Problem: Quote the whole listing word for word, please.

Material provided:
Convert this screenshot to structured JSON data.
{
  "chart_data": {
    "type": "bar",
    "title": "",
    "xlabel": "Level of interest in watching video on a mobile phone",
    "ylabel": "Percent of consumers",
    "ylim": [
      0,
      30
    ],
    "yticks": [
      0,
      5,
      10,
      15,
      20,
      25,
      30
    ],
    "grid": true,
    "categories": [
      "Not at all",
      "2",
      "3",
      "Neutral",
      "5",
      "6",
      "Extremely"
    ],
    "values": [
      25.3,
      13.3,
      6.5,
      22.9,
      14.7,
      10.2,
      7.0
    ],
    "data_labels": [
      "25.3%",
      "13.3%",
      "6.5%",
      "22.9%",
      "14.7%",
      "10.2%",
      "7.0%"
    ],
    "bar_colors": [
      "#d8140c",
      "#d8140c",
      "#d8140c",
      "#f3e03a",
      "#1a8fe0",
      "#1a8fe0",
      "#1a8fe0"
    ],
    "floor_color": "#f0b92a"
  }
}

Exercise response:
Convert this screenshot to structured JSON data.
{
  "chart_data": {
    "type": "bar",
    "title": "",
    "xlabel": "Level of interest in watching video on a mobile phone",
    "ylabel": "Percent of consumers",
    "ylim": [
      0,
      30
    ],
    "yticks": [
      0,
      5,
      10,
      15,
      20,
      25,
      30
    ],
    "grid": true,
    "categories": [
      "Not at all",
      "2",
      "3",
      "Neutral",
      "5",
      "6",
      "Extremely"
    ],
    "values": [
      25.3,
      13.3,
      6.5,
      22.9,
      14.7,
      10.2,
      7.0
    ],
    "data_labels": [
      "25.3%",
      "13.3%",
      "6.5%",
      "22.9%",
      "14.7%",
      "10.2%",
      "7.0%"
    ],
    "bar_colors": [
      "#d8140c",
      "#d8140c",
      "#d8140c",
      "#f3e03a",
      "#1a8fe0",
      "#1a8fe0",
      "#1a8fe0"
    ],
    "floor_color": "#f0b92a"
  }
}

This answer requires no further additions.